What to do:
Show only lines that include "screenshot".

Recorded data:
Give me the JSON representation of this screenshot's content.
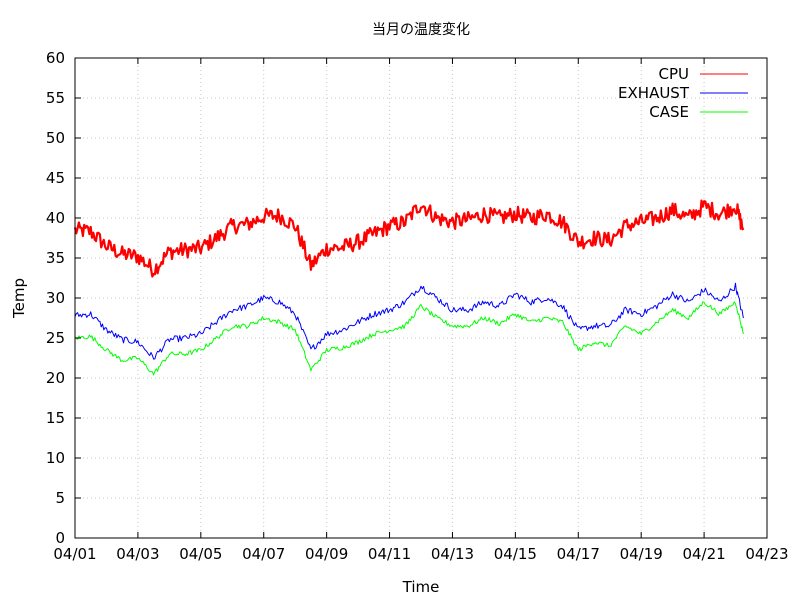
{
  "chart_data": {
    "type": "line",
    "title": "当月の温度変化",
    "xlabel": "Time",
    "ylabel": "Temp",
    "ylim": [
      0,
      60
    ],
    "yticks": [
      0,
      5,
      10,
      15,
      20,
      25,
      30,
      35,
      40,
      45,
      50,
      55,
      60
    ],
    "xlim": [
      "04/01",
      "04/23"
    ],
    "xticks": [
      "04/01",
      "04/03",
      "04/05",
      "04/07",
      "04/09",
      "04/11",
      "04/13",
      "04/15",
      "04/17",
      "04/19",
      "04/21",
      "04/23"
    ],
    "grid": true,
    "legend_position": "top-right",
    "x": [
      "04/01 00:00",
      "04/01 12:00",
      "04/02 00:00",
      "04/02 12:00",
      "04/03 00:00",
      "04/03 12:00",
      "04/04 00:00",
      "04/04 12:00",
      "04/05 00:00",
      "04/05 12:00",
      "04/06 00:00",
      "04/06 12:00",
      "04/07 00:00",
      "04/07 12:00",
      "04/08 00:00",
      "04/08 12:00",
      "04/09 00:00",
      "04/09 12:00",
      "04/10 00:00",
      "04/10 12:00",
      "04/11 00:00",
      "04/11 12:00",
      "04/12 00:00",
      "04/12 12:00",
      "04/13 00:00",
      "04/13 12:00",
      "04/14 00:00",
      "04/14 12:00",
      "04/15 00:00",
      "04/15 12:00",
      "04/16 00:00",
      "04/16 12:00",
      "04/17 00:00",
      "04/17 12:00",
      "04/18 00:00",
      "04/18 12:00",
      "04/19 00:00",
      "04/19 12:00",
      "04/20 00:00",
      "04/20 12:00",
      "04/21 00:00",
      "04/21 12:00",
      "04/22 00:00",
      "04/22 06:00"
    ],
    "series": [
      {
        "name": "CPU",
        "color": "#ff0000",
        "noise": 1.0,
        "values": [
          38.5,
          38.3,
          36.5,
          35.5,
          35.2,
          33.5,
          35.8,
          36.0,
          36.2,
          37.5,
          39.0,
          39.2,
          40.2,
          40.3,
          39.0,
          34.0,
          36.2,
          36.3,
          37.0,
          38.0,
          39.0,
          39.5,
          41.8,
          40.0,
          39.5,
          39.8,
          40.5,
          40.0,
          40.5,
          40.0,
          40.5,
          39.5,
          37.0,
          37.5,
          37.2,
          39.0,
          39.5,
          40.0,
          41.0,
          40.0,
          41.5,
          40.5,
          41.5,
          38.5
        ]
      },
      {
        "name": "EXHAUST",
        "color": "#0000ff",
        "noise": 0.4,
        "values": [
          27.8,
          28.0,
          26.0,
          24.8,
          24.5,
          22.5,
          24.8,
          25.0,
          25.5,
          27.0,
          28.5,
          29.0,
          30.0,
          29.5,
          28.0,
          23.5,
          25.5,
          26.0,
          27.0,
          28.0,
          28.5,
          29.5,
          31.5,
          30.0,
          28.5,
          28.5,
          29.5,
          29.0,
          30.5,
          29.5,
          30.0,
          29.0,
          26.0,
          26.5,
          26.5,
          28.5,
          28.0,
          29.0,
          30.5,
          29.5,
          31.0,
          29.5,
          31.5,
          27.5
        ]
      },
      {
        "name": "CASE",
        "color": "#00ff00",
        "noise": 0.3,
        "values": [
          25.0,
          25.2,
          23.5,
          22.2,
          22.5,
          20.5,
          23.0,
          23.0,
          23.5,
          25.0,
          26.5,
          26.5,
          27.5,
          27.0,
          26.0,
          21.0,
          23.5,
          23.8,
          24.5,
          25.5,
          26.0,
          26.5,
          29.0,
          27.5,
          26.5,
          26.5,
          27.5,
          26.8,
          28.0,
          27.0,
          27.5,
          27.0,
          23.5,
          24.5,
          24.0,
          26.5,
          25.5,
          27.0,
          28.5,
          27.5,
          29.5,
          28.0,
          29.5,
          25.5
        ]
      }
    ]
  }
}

* * *

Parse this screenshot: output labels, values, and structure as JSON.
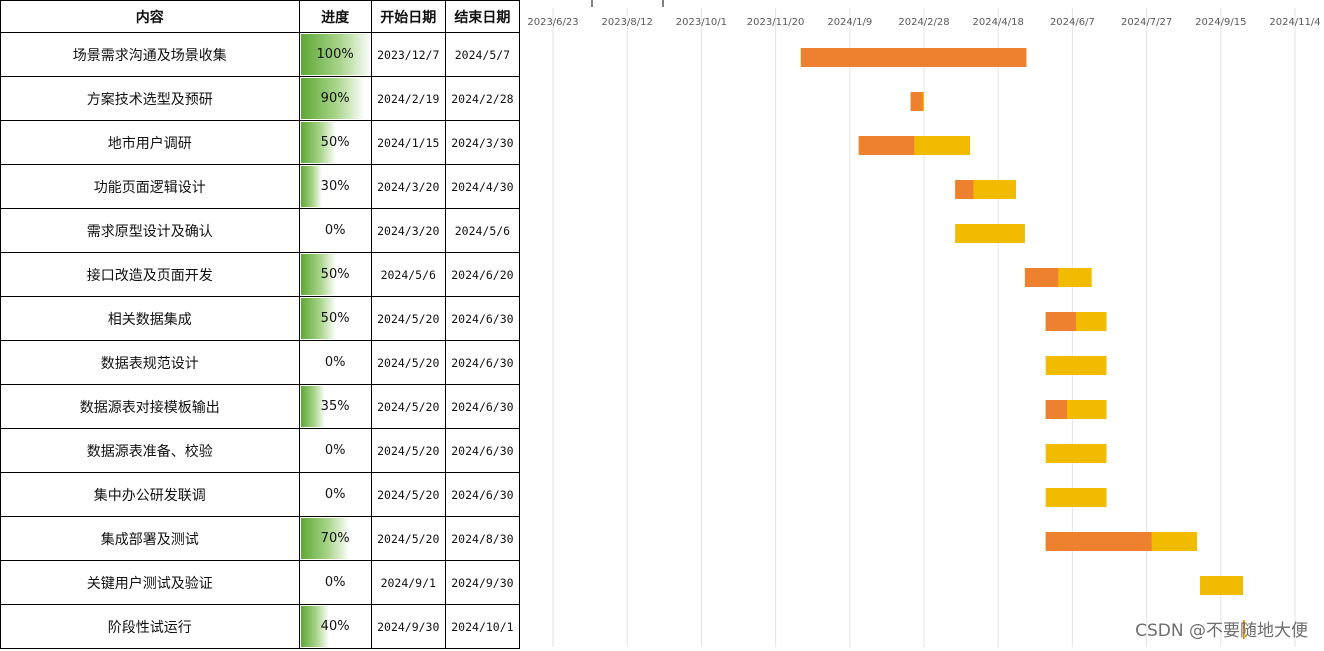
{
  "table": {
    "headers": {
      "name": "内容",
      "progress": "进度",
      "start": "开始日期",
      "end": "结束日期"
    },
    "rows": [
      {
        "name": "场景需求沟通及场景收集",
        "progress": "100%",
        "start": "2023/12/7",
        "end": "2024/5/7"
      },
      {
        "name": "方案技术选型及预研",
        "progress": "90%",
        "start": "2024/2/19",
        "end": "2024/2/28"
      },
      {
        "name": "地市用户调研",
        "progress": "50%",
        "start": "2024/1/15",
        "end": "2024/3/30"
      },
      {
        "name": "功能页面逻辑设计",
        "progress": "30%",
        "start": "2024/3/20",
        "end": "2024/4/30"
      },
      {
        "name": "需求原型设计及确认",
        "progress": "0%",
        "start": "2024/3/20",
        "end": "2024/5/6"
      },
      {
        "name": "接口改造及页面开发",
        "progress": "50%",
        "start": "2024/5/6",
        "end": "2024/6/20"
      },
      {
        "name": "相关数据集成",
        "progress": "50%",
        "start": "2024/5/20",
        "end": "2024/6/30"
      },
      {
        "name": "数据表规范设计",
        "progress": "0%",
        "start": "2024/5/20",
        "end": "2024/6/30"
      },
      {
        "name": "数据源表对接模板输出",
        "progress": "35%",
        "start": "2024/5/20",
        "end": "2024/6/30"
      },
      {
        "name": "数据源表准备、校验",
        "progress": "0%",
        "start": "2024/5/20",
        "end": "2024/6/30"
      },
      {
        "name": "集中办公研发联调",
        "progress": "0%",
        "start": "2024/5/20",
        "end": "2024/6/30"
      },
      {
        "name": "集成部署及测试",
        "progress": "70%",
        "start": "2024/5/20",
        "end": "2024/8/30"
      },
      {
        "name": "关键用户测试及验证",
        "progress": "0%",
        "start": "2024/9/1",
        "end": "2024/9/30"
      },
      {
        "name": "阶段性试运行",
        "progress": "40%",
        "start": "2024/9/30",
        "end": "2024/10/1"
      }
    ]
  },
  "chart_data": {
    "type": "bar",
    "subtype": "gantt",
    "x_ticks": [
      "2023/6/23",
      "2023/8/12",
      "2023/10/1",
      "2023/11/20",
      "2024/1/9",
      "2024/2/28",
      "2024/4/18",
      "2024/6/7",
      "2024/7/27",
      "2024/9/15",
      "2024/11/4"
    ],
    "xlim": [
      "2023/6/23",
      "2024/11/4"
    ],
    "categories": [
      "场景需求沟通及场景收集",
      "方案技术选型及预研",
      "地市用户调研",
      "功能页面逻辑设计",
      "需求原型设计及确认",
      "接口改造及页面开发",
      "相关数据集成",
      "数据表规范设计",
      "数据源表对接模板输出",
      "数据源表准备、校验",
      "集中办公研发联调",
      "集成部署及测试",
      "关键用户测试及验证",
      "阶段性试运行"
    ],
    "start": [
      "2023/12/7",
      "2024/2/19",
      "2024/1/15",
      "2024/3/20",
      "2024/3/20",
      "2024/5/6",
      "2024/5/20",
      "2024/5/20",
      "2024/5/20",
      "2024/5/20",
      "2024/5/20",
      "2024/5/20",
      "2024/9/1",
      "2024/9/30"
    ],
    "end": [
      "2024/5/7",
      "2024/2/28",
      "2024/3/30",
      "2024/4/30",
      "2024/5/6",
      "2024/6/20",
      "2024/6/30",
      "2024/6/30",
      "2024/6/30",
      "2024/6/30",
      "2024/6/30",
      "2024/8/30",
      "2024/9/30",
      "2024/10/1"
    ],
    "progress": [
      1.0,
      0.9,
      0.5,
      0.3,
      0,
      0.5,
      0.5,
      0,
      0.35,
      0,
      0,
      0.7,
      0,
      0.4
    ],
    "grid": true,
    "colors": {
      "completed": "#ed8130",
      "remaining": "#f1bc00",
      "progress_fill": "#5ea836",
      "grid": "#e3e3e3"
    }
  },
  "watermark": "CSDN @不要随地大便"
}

Written answer:
Give me the JSON representation of this screenshot's content.
Parse this screenshot: output labels, values, and structure as JSON.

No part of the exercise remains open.